RECORDED INFORMATION:
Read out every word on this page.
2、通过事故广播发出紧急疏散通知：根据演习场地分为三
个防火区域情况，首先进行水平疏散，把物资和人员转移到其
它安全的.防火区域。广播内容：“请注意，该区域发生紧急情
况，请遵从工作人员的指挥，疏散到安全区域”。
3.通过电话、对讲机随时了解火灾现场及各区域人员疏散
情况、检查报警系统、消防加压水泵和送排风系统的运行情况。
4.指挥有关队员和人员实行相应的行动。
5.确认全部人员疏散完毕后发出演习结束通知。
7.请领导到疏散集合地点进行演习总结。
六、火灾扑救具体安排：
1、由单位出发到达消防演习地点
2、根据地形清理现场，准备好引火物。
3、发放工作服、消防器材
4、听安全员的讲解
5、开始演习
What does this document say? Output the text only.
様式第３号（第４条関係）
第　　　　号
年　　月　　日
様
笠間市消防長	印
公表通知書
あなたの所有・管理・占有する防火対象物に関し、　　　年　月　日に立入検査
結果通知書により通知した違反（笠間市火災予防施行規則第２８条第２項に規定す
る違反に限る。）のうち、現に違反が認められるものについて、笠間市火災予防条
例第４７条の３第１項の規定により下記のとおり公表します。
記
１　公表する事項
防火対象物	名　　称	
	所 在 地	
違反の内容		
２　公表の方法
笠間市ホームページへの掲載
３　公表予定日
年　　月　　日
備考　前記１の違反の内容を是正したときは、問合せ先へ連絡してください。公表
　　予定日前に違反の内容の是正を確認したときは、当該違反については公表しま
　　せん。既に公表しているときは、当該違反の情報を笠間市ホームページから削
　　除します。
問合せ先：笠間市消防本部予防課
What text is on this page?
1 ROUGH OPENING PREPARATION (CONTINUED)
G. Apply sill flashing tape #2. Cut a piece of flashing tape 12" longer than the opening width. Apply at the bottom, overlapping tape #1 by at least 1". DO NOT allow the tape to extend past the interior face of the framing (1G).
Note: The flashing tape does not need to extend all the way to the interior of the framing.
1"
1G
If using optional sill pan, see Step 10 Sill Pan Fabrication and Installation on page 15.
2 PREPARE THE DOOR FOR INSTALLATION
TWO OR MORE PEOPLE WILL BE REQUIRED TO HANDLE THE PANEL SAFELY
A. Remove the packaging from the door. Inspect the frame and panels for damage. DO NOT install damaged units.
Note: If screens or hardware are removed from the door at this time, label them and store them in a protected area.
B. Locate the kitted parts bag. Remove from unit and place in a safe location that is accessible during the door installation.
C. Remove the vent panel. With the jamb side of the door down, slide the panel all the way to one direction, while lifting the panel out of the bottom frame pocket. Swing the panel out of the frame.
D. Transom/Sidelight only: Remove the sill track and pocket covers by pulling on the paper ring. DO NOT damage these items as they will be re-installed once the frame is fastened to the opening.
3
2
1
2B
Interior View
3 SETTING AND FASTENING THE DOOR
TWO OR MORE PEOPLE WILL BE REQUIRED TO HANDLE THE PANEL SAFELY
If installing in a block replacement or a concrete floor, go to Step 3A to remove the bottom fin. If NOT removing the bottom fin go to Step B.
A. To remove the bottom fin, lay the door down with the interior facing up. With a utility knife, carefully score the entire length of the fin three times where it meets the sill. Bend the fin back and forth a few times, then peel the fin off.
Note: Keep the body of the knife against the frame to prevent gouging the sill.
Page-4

EXERCISE PROMPT:
Retype the material in full. Each word must match.

COMPLETE ANSWER:
Read out every word on this page.
2、通过事故广播发出紧急疏散通知：根据演习场地分为三
个防火区域情况，首先进行水平疏散，把物资和人员转移到其
它安全的.防火区域。广播内容：“请注意，该区域发生紧急情
况，请遵从工作人员的指挥，疏散到安全区域”。
3.通过电话、对讲机随时了解火灾现场及各区域人员疏散
情况、检查报警系统、消防加压水泵和送排风系统的运行情况。
4.指挥有关队员和人员实行相应的行动。
5.确认全部人员疏散完毕后发出演习结束通知。
7.请领导到疏散集合地点进行演习总结。
六、火灾扑救具体安排：
1、由单位出发到达消防演习地点
2、根据地形清理现场，准备好引火物。
3、发放工作服、消防器材
4、听安全员的讲解
5、开始演习
What does this document say? Output the text only.
様式第３号（第４条関係）
第　　　　号
年　　月　　日
様
笠間市消防長	印
公表通知書
あなたの所有・管理・占有する防火対象物に関し、　　　年　月　日に立入検査
結果通知書により通知した違反（笠間市火災予防施行規則第２８条第２項に規定す
る違反に限る。）のうち、現に違反が認められるものについて、笠間市火災予防条
例第４７条の３第１項の規定により下記のとおり公表します。
記
１　公表する事項
防火対象物	名　　称	
	所 在 地	
違反の内容		
２　公表の方法
笠間市ホームページへの掲載
３　公表予定日
年　　月　　日
備考　前記１の違反の内容を是正したときは、問合せ先へ連絡してください。公表
　　予定日前に違反の内容の是正を確認したときは、当該違反については公表しま
　　せん。既に公表しているときは、当該違反の情報を笠間市ホームページから削
　　除します。
問合せ先：笠間市消防本部予防課
What text is on this page?
1 ROUGH OPENING PREPARATION (CONTINUED)
G. Apply sill flashing tape #2. Cut a piece of flashing tape 12" longer than the opening width. Apply at the bottom, overlapping tape #1 by at least 1". DO NOT allow the tape to extend past the interior face of the framing (1G).
Note: The flashing tape does not need to extend all the way to the interior of the framing.
1"
1G
If using optional sill pan, see Step 10 Sill Pan Fabrication and Installation on page 15.
2 PREPARE THE DOOR FOR INSTALLATION
TWO OR MORE PEOPLE WILL BE REQUIRED TO HANDLE THE PANEL SAFELY
A. Remove the packaging from the door. Inspect the frame and panels for damage. DO NOT install damaged units.
Note: If screens or hardware are removed from the door at this time, label them and store them in a protected area.
B. Locate the kitted parts bag. Remove from unit and place in a safe location that is accessible during the door installation.
C. Remove the vent panel. With the jamb side of the door down, slide the panel all the way to one direction, while lifting the panel out of the bottom frame pocket. Swing the panel out of the frame.
D. Transom/Sidelight only: Remove the sill track and pocket covers by pulling on the paper ring. DO NOT damage these items as they will be re-installed once the frame is fastened to the opening.
3
2
1
2B
Interior View
3 SETTING AND FASTENING THE DOOR
TWO OR MORE PEOPLE WILL BE REQUIRED TO HANDLE THE PANEL SAFELY
If installing in a block replacement or a concrete floor, go to Step 3A to remove the bottom fin. If NOT removing the bottom fin go to Step B.
A. To remove the bottom fin, lay the door down with the interior facing up. With a utility knife, carefully score the entire length of the fin three times where it meets the sill. Bend the fin back and forth a few times, then peel the fin off.
Note: Keep the body of the knife against the frame to prevent gouging the sill.
Page-4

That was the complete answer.